**THE TASK**. Return each line holding the string "Давление".

— Start —

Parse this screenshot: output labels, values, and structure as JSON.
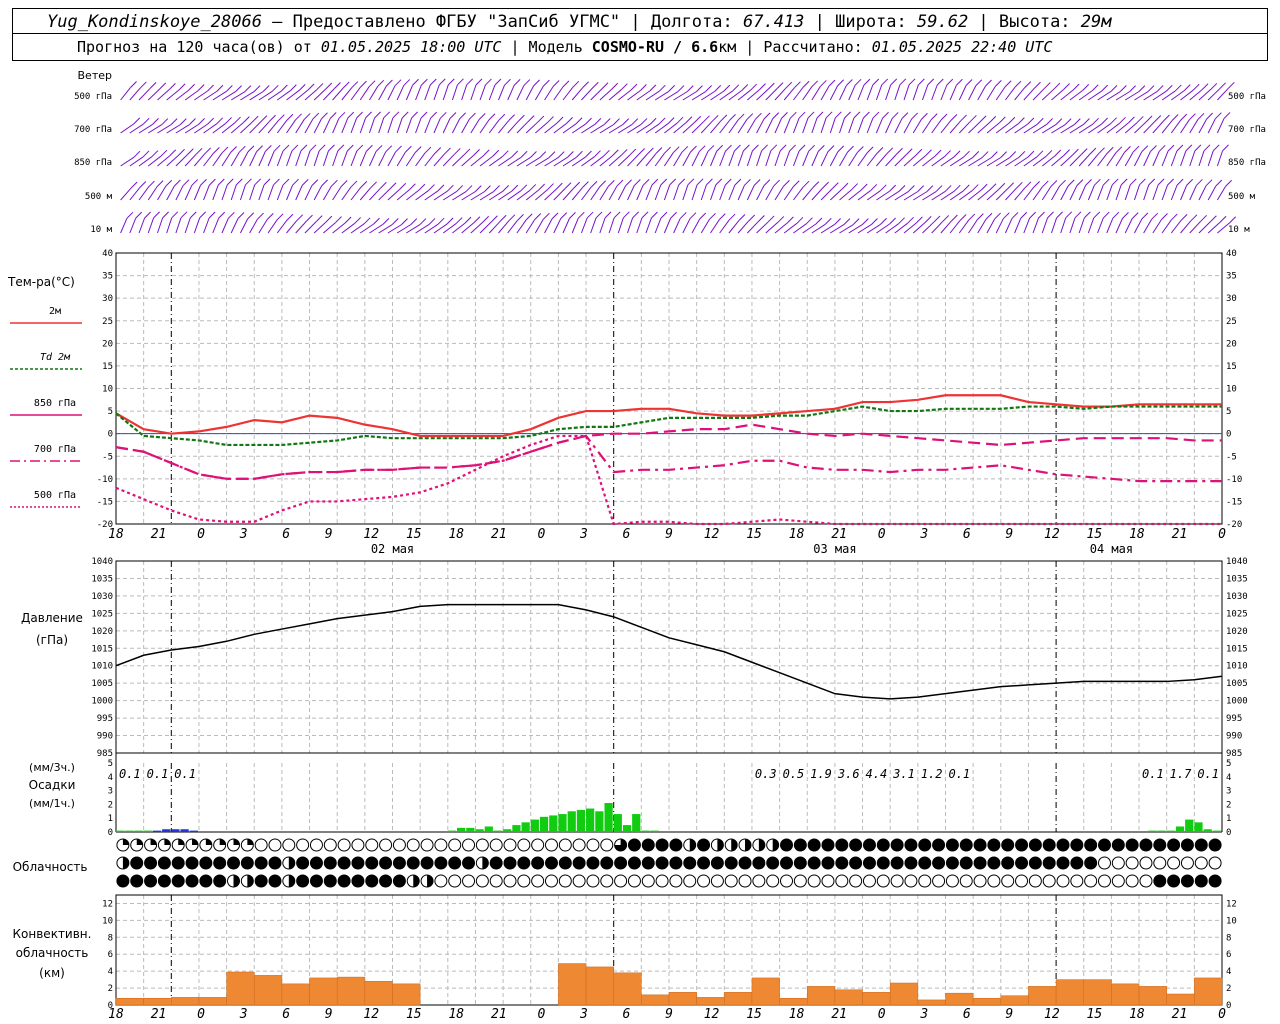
{
  "header": {
    "station": "Yug_Kondinskoye_28066",
    "provider": " – Предоставлено ФГБУ \"ЗапСиб УГМС\" | Долгота: ",
    "lon": "67.413",
    "lat_label": " | Широта: ",
    "lat": "59.62",
    "alt_label": " | Высота: ",
    "alt": "29м",
    "forecast_prefix": "Прогноз на 120 часа(ов) от ",
    "forecast_time": "01.05.2025 18:00 UTC",
    "model_prefix": "  | Модель ",
    "model": "COSMO-RU / 6.6",
    "model_unit": "км | Рассчитано: ",
    "calc_time": "01.05.2025 22:40 UTC"
  },
  "labels": {
    "wind": "Ветер",
    "wind_levels": [
      "500 гПа",
      "700 гПа",
      "850 гПа",
      "500 м",
      "10 м"
    ],
    "temp": "Тем-ра(°С)",
    "temp_legend": [
      "2м",
      "Td  2м",
      "850 гПа",
      "700 гПа",
      "500 гПа"
    ],
    "pressure": "Давление",
    "pressure_unit": "(гПа)",
    "precip_top": "(мм/3ч.)",
    "precip": "Осадки",
    "precip_unit": "(мм/1ч.)",
    "cloud": "Облачность",
    "conv1": "Конвективн.",
    "conv2": "облачность",
    "conv_unit": "(км)"
  },
  "colors": {
    "t2m": "#ee3333",
    "td2m": "#117711",
    "t850": "#dd1177",
    "wind": "#7711cc",
    "precip": "#11cc11",
    "precip_snow": "#2233dd",
    "conv": "#ee8833",
    "zero_line": "#3344cc"
  },
  "chart_data": [
    {
      "type": "barb",
      "title": "Ветер",
      "levels": [
        "500 гПа",
        "700 гПа",
        "850 гПа",
        "500 м",
        "10 м"
      ]
    },
    {
      "type": "line",
      "title": "Тем-ра(°С)",
      "ylim": [
        -20,
        40
      ],
      "yticks": [
        -20,
        -15,
        -10,
        -5,
        0,
        5,
        10,
        15,
        20,
        25,
        30,
        35,
        40
      ],
      "x_hours": [
        0,
        3,
        6,
        9,
        12,
        15,
        18,
        21,
        24,
        27,
        30,
        33,
        36,
        39,
        42,
        45,
        48,
        51,
        54,
        57,
        60,
        63,
        66,
        69,
        72,
        75,
        78,
        81,
        84,
        87,
        90,
        93,
        96,
        99,
        102,
        105,
        108,
        111,
        114,
        117,
        120
      ],
      "xtick_labels": [
        "18",
        "21",
        "0",
        "3",
        "6",
        "9",
        "12",
        "15",
        "18",
        "21",
        "0",
        "3",
        "6",
        "9",
        "12",
        "15",
        "18",
        "21",
        "0",
        "3",
        "6",
        "9",
        "12",
        "15",
        "18",
        "21",
        "0"
      ],
      "date_labels": [
        "02 мая",
        "03 мая",
        "04 мая"
      ],
      "series": [
        {
          "name": "2м",
          "values": [
            4.5,
            1,
            0,
            0.5,
            1.5,
            3,
            2.5,
            4,
            3.5,
            2,
            1,
            -0.5,
            -0.5,
            -0.5,
            -0.5,
            1,
            3.5,
            5,
            5,
            5.5,
            5.5,
            4.5,
            4,
            4,
            4.5,
            5,
            5.5,
            7,
            7,
            7.5,
            8.5,
            8.5,
            8.5,
            7,
            6.5,
            6,
            6,
            6.5,
            6.5,
            6.5,
            6.5
          ]
        },
        {
          "name": "Td  2м",
          "values": [
            4.5,
            -0.5,
            -1,
            -1.5,
            -2.5,
            -2.5,
            -2.5,
            -2,
            -1.5,
            -0.5,
            -1,
            -1,
            -1,
            -1,
            -1,
            -0.5,
            1,
            1.5,
            1.5,
            2.5,
            3.5,
            3.5,
            3.5,
            3.5,
            4,
            4,
            5,
            6,
            5,
            5,
            5.5,
            5.5,
            5.5,
            6,
            6,
            5.5,
            6,
            6,
            6,
            6,
            6
          ]
        },
        {
          "name": "850 гПа",
          "values": [
            -3,
            -4,
            -6.5,
            -9,
            -10,
            -10,
            -9,
            -8.5,
            -8.5,
            -8,
            -8,
            -7.5,
            -7.5,
            -7,
            -6,
            -4,
            -2,
            -0.5,
            0,
            0,
            0.5,
            1,
            1,
            2,
            1,
            0,
            -0.5,
            0,
            -0.5,
            -1,
            -1.5,
            -2,
            -2.5,
            -2,
            -1.5,
            -1,
            -1,
            -1,
            -1,
            -1.5,
            -1.5
          ]
        },
        {
          "name": "700 гПа",
          "values": [
            -3,
            -4,
            -6.5,
            -9,
            -10,
            -10,
            -9,
            -8.5,
            -8.5,
            -8,
            -8,
            -7.5,
            -7.5,
            -7,
            -6,
            -4,
            -2,
            -0.5,
            -8.5,
            -8,
            -8,
            -7.5,
            -7,
            -6,
            -6,
            -7.5,
            -8,
            -8,
            -8.5,
            -8,
            -8,
            -7.5,
            -7,
            -8,
            -9,
            -9.5,
            -10,
            -10.5,
            -10.5,
            -10.5,
            -10.5
          ]
        },
        {
          "name": "500 гПа",
          "values": [
            -12,
            -14.5,
            -17,
            -19,
            -19.5,
            -19.5,
            -17,
            -15,
            -15,
            -14.5,
            -14,
            -13,
            -11,
            -8,
            -5,
            -2.5,
            -0.5,
            -0.5,
            -20,
            -19.5,
            -19.5,
            -20,
            -20,
            -19.5,
            -19,
            -19.5,
            -20,
            -20,
            -20,
            -20,
            -20,
            -20,
            -20,
            -20,
            -20,
            -20,
            -20,
            -20,
            -20,
            -20,
            -20
          ]
        }
      ]
    },
    {
      "type": "line",
      "title": "Давление",
      "ylabel": "(гПа)",
      "ylim": [
        985,
        1040
      ],
      "yticks": [
        985,
        990,
        995,
        1000,
        1005,
        1010,
        1015,
        1020,
        1025,
        1030,
        1035,
        1040
      ],
      "x_hours": [
        0,
        3,
        6,
        9,
        12,
        15,
        18,
        21,
        24,
        27,
        30,
        33,
        36,
        39,
        42,
        45,
        48,
        51,
        54,
        57,
        60,
        63,
        66,
        69,
        72,
        75,
        78,
        81,
        84,
        87,
        90,
        93,
        96,
        99,
        102,
        105,
        108,
        111,
        114,
        117,
        120
      ],
      "series": [
        {
          "name": "Давление",
          "values": [
            1010,
            1013,
            1014.5,
            1015.5,
            1017,
            1019,
            1020.5,
            1022,
            1023.5,
            1024.5,
            1025.5,
            1027,
            1027.5,
            1027.5,
            1027.5,
            1027.5,
            1027.5,
            1026,
            1024,
            1021,
            1018,
            1016,
            1014,
            1011,
            1008,
            1005,
            1002,
            1001,
            1000.5,
            1001,
            1002,
            1003,
            1004,
            1004.5,
            1005,
            1005.5,
            1005.5,
            1005.5,
            1005.5,
            1006,
            1007
          ]
        }
      ]
    },
    {
      "type": "bar",
      "title": "Осадки",
      "ylabel": "(мм/1ч.)",
      "ylim": [
        0,
        5
      ],
      "yticks": [
        0,
        1,
        2,
        3,
        4,
        5
      ],
      "labels_3h": [
        {
          "hour": 1.5,
          "text": "0.1"
        },
        {
          "hour": 4.5,
          "text": "0.1"
        },
        {
          "hour": 7.5,
          "text": "0.1"
        },
        {
          "hour": 70.5,
          "text": "0.3"
        },
        {
          "hour": 73.5,
          "text": "0.5"
        },
        {
          "hour": 76.5,
          "text": "1.9"
        },
        {
          "hour": 79.5,
          "text": "3.6"
        },
        {
          "hour": 82.5,
          "text": "4.4"
        },
        {
          "hour": 85.5,
          "text": "3.1"
        },
        {
          "hour": 88.5,
          "text": "1.2"
        },
        {
          "hour": 91.5,
          "text": "0.1"
        },
        {
          "hour": 112.5,
          "text": "0.1"
        },
        {
          "hour": 115.5,
          "text": "1.7"
        },
        {
          "hour": 118.5,
          "text": "0.1"
        }
      ],
      "bars": [
        {
          "hour": 0,
          "value": 0.1,
          "kind": "rain"
        },
        {
          "hour": 1,
          "value": 0.1,
          "kind": "rain"
        },
        {
          "hour": 2,
          "value": 0.1,
          "kind": "rain"
        },
        {
          "hour": 3,
          "value": 0.1,
          "kind": "rain"
        },
        {
          "hour": 4,
          "value": 0.1,
          "kind": "snow"
        },
        {
          "hour": 5,
          "value": 0.2,
          "kind": "snow"
        },
        {
          "hour": 6,
          "value": 0.2,
          "kind": "snow"
        },
        {
          "hour": 7,
          "value": 0.2,
          "kind": "snow"
        },
        {
          "hour": 8,
          "value": 0.1,
          "kind": "snow"
        },
        {
          "hour": 36,
          "value": 0.1,
          "kind": "rain"
        },
        {
          "hour": 37,
          "value": 0.3,
          "kind": "rain"
        },
        {
          "hour": 38,
          "value": 0.3,
          "kind": "rain"
        },
        {
          "hour": 39,
          "value": 0.2,
          "kind": "rain"
        },
        {
          "hour": 40,
          "value": 0.4,
          "kind": "rain"
        },
        {
          "hour": 41,
          "value": 0.1,
          "kind": "rain"
        },
        {
          "hour": 42,
          "value": 0.2,
          "kind": "rain"
        },
        {
          "hour": 43,
          "value": 0.5,
          "kind": "rain"
        },
        {
          "hour": 44,
          "value": 0.7,
          "kind": "rain"
        },
        {
          "hour": 45,
          "value": 0.9,
          "kind": "rain"
        },
        {
          "hour": 46,
          "value": 1.1,
          "kind": "rain"
        },
        {
          "hour": 47,
          "value": 1.2,
          "kind": "rain"
        },
        {
          "hour": 48,
          "value": 1.3,
          "kind": "rain"
        },
        {
          "hour": 49,
          "value": 1.5,
          "kind": "rain"
        },
        {
          "hour": 50,
          "value": 1.6,
          "kind": "rain"
        },
        {
          "hour": 51,
          "value": 1.7,
          "kind": "rain"
        },
        {
          "hour": 52,
          "value": 1.5,
          "kind": "rain"
        },
        {
          "hour": 53,
          "value": 2.1,
          "kind": "rain"
        },
        {
          "hour": 54,
          "value": 1.3,
          "kind": "rain"
        },
        {
          "hour": 55,
          "value": 0.5,
          "kind": "rain"
        },
        {
          "hour": 56,
          "value": 1.3,
          "kind": "rain"
        },
        {
          "hour": 57,
          "value": 0.1,
          "kind": "rain"
        },
        {
          "hour": 58,
          "value": 0.1,
          "kind": "rain"
        },
        {
          "hour": 112,
          "value": 0.1,
          "kind": "rain"
        },
        {
          "hour": 113,
          "value": 0.1,
          "kind": "rain"
        },
        {
          "hour": 114,
          "value": 0.1,
          "kind": "rain"
        },
        {
          "hour": 115,
          "value": 0.4,
          "kind": "rain"
        },
        {
          "hour": 116,
          "value": 0.9,
          "kind": "rain"
        },
        {
          "hour": 117,
          "value": 0.7,
          "kind": "rain"
        },
        {
          "hour": 118,
          "value": 0.2,
          "kind": "rain"
        },
        {
          "hour": 119,
          "value": 0.1,
          "kind": "rain"
        }
      ]
    },
    {
      "type": "table",
      "title": "Облачность",
      "row1": "qqqqqqqqqqooooooooooooooooooooooooootffffhfhhhhhfffffffffffffffffffffffffffffffffffffffffffffffffffffffffoooooooooooooooooooooooooooooooooooooooooooooooooooooooooooooooooooooooooooooooooooooooooooooooooooooooooooooooooooooooooooooooooooooooooooooooooooooooooooooooooooooooooooooooooooooooooooooooooooooooooooooooooooooooooooo",
      "row2": "hfffffffffffhfffffffffffffhffffffffffffffffffffffffffffffffffffffffffffoooooooooooooooooooooooooooooooooooooooooooooooooffffffffffffffffffffffffffffffffffffffffffffffffffffffffffffffffffffffffffffffffffffffffffffffffffffffffffffffffffffffffffffffffffffffffffffffffffffffffffffffffffffffffffffffffffffffffff",
      "row3": "ffffffffhhffhffffffffhhooooooooooooooooooooooooooooooooooooooooooooooooooooffffffffffffffffffffffffffffffffffffffffffffffffffffffffffffffffffffffffffffffffffffffffffffffffffffffffffffffffffffffffffffffffffffffffffffffffffffffffffffffffffffffffffffffffffffffffffffffffffffffffffffffffffffffffffffffffff"
    },
    {
      "type": "bar",
      "title": "Конвективн. облачность",
      "ylabel": "(км)",
      "ylim": [
        0,
        13
      ],
      "yticks": [
        0,
        2,
        4,
        6,
        8,
        10,
        12
      ],
      "ranges": [
        {
          "from": 0,
          "to": 3,
          "lo": 0,
          "hi": 0.8
        },
        {
          "from": 3,
          "to": 6,
          "lo": 0,
          "hi": 0.8
        },
        {
          "from": 6,
          "to": 9,
          "lo": 0,
          "hi": 0.9
        },
        {
          "from": 9,
          "to": 12,
          "lo": 0,
          "hi": 0.9
        },
        {
          "from": 12,
          "to": 15,
          "lo": 0,
          "hi": 3.9
        },
        {
          "from": 15,
          "to": 18,
          "lo": 0,
          "hi": 3.5
        },
        {
          "from": 18,
          "to": 21,
          "lo": 0,
          "hi": 2.5
        },
        {
          "from": 21,
          "to": 24,
          "lo": 0,
          "hi": 3.2
        },
        {
          "from": 24,
          "to": 27,
          "lo": 0,
          "hi": 3.3
        },
        {
          "from": 27,
          "to": 30,
          "lo": 0,
          "hi": 2.8
        },
        {
          "from": 30,
          "to": 33,
          "lo": 0,
          "hi": 2.5
        },
        {
          "from": 48,
          "to": 51,
          "lo": 0,
          "hi": 4.9
        },
        {
          "from": 51,
          "to": 54,
          "lo": 0,
          "hi": 4.5
        },
        {
          "from": 54,
          "to": 57,
          "lo": 0,
          "hi": 3.8
        },
        {
          "from": 57,
          "to": 60,
          "lo": 0,
          "hi": 1.2
        },
        {
          "from": 60,
          "to": 63,
          "lo": 0,
          "hi": 1.5
        },
        {
          "from": 63,
          "to": 66,
          "lo": 0,
          "hi": 0.9
        },
        {
          "from": 66,
          "to": 69,
          "lo": 0,
          "hi": 1.5
        },
        {
          "from": 69,
          "to": 72,
          "lo": 0,
          "hi": 3.2
        },
        {
          "from": 72,
          "to": 75,
          "lo": 0,
          "hi": 0.8
        },
        {
          "from": 75,
          "to": 78,
          "lo": 0,
          "hi": 2.2
        },
        {
          "from": 78,
          "to": 81,
          "lo": 0,
          "hi": 1.8
        },
        {
          "from": 81,
          "to": 84,
          "lo": 0,
          "hi": 1.5
        },
        {
          "from": 84,
          "to": 87,
          "lo": 0,
          "hi": 2.6
        },
        {
          "from": 87,
          "to": 90,
          "lo": 0,
          "hi": 0.6
        },
        {
          "from": 90,
          "to": 93,
          "lo": 0,
          "hi": 1.4
        },
        {
          "from": 93,
          "to": 96,
          "lo": 0,
          "hi": 0.8
        },
        {
          "from": 96,
          "to": 99,
          "lo": 0,
          "hi": 1.1
        },
        {
          "from": 99,
          "to": 102,
          "lo": 0,
          "hi": 2.2
        },
        {
          "from": 102,
          "to": 105,
          "lo": 0,
          "hi": 3.0
        },
        {
          "from": 105,
          "to": 108,
          "lo": 0,
          "hi": 3.0
        },
        {
          "from": 108,
          "to": 111,
          "lo": 0,
          "hi": 2.5
        },
        {
          "from": 111,
          "to": 114,
          "lo": 0,
          "hi": 2.2
        },
        {
          "from": 114,
          "to": 117,
          "lo": 0,
          "hi": 1.3
        },
        {
          "from": 117,
          "to": 120,
          "lo": 0,
          "hi": 3.2
        }
      ]
    }
  ]
}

— End —

**SOLUTION TO THE EXERCISE**.
    "pressure": "Давление",
      "title": "Давление",
          "name": "Давление",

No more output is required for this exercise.